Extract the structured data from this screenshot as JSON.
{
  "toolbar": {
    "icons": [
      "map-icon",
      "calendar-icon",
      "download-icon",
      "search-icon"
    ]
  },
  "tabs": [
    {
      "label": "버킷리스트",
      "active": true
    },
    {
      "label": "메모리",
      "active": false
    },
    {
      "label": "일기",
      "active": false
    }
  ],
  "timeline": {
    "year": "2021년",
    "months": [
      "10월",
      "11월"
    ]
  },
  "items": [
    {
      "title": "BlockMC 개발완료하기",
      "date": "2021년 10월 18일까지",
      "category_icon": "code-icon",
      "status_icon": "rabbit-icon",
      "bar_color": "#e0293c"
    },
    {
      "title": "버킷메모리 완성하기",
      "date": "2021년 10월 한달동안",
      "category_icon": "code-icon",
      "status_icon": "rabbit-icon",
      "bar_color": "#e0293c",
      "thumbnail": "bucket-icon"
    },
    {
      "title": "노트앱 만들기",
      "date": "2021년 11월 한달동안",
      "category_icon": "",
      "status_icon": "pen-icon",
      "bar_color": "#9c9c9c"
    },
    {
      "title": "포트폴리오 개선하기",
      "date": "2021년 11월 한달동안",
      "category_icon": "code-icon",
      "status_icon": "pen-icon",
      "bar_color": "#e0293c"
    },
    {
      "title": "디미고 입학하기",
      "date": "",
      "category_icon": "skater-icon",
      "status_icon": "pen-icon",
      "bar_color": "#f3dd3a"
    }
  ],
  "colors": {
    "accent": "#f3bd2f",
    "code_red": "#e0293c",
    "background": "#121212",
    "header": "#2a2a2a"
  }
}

▬▬▬▬▬▬▬▬▬▬

### STATED PROBLEM
Reproduce each entry word for word.

### RESULT OF THE EXERCISE
Extract the structured data from this screenshot as JSON.
{
  "toolbar": {
    "icons": [
      "map-icon",
      "calendar-icon",
      "download-icon",
      "search-icon"
    ]
  },
  "tabs": [
    {
      "label": "버킷리스트",
      "active": true
    },
    {
      "label": "메모리",
      "active": false
    },
    {
      "label": "일기",
      "active": false
    }
  ],
  "timeline": {
    "year": "2021년",
    "months": [
      "10월",
      "11월"
    ]
  },
  "items": [
    {
      "title": "BlockMC 개발완료하기",
      "date": "2021년 10월 18일까지",
      "category_icon": "code-icon",
      "status_icon": "rabbit-icon",
      "bar_color": "#e0293c"
    },
    {
      "title": "버킷메모리 완성하기",
      "date": "2021년 10월 한달동안",
      "category_icon": "code-icon",
      "status_icon": "rabbit-icon",
      "bar_color": "#e0293c",
      "thumbnail": "bucket-icon"
    },
    {
      "title": "노트앱 만들기",
      "date": "2021년 11월 한달동안",
      "category_icon": "",
      "status_icon": "pen-icon",
      "bar_color": "#9c9c9c"
    },
    {
      "title": "포트폴리오 개선하기",
      "date": "2021년 11월 한달동안",
      "category_icon": "code-icon",
      "status_icon": "pen-icon",
      "bar_color": "#e0293c"
    },
    {
      "title": "디미고 입학하기",
      "date": "",
      "category_icon": "skater-icon",
      "status_icon": "pen-icon",
      "bar_color": "#f3dd3a"
    }
  ],
  "colors": {
    "accent": "#f3bd2f",
    "code_red": "#e0293c",
    "background": "#121212",
    "header": "#2a2a2a"
  }
}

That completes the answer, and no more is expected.